Figure content listings
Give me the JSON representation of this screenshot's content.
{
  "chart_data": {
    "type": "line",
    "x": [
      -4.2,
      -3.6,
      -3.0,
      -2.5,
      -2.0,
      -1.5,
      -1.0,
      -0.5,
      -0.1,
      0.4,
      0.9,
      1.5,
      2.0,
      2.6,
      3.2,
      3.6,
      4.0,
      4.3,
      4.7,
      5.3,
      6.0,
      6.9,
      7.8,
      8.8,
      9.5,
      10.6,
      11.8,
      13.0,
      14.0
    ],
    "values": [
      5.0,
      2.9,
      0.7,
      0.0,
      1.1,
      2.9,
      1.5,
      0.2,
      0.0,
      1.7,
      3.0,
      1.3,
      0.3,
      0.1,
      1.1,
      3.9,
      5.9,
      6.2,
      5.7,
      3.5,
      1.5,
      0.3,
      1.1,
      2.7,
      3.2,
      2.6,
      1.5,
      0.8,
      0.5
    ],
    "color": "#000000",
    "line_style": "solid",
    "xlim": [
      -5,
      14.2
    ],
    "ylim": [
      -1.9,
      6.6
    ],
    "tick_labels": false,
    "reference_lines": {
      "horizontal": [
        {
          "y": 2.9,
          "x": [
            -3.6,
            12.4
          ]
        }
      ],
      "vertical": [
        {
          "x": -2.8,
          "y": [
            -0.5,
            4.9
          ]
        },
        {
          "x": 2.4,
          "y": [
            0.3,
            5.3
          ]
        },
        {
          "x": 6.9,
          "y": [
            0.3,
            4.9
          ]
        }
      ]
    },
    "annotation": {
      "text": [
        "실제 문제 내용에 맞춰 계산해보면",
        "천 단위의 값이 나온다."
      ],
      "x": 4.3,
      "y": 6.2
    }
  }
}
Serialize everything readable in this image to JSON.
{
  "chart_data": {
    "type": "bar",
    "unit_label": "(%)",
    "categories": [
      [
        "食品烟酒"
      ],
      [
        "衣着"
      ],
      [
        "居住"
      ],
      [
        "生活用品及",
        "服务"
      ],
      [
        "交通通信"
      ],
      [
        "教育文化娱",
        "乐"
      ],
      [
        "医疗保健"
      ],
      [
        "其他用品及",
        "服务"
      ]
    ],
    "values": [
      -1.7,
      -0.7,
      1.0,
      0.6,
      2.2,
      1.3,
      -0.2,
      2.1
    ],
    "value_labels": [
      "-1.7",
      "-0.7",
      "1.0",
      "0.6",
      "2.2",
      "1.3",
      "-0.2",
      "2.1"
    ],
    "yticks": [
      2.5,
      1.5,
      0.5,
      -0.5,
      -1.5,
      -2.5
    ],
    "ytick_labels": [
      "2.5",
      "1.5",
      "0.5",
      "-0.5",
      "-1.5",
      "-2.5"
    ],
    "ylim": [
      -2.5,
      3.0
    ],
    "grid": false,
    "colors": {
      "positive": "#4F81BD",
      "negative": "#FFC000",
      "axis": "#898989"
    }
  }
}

**DIRECTIONS**.
Starting at the line that contains "Serialize everything readable", copy each line exactly through the end of the listing above. Include that first line and the last one, and add nothing.

**TASK RESULT**.
Serialize everything readable in this image to JSON.
{
  "chart_data": {
    "type": "bar",
    "unit_label": "(%)",
    "categories": [
      [
        "食品烟酒"
      ],
      [
        "衣着"
      ],
      [
        "居住"
      ],
      [
        "生活用品及",
        "服务"
      ],
      [
        "交通通信"
      ],
      [
        "教育文化娱",
        "乐"
      ],
      [
        "医疗保健"
      ],
      [
        "其他用品及",
        "服务"
      ]
    ],
    "values": [
      -1.7,
      -0.7,
      1.0,
      0.6,
      2.2,
      1.3,
      -0.2,
      2.1
    ],
    "value_labels": [
      "-1.7",
      "-0.7",
      "1.0",
      "0.6",
      "2.2",
      "1.3",
      "-0.2",
      "2.1"
    ],
    "yticks": [
      2.5,
      1.5,
      0.5,
      -0.5,
      -1.5,
      -2.5
    ],
    "ytick_labels": [
      "2.5",
      "1.5",
      "0.5",
      "-0.5",
      "-1.5",
      "-2.5"
    ],
    "ylim": [
      -2.5,
      3.0
    ],
    "grid": false,
    "colors": {
      "positive": "#4F81BD",
      "negative": "#FFC000",
      "axis": "#898989"
    }
  }
}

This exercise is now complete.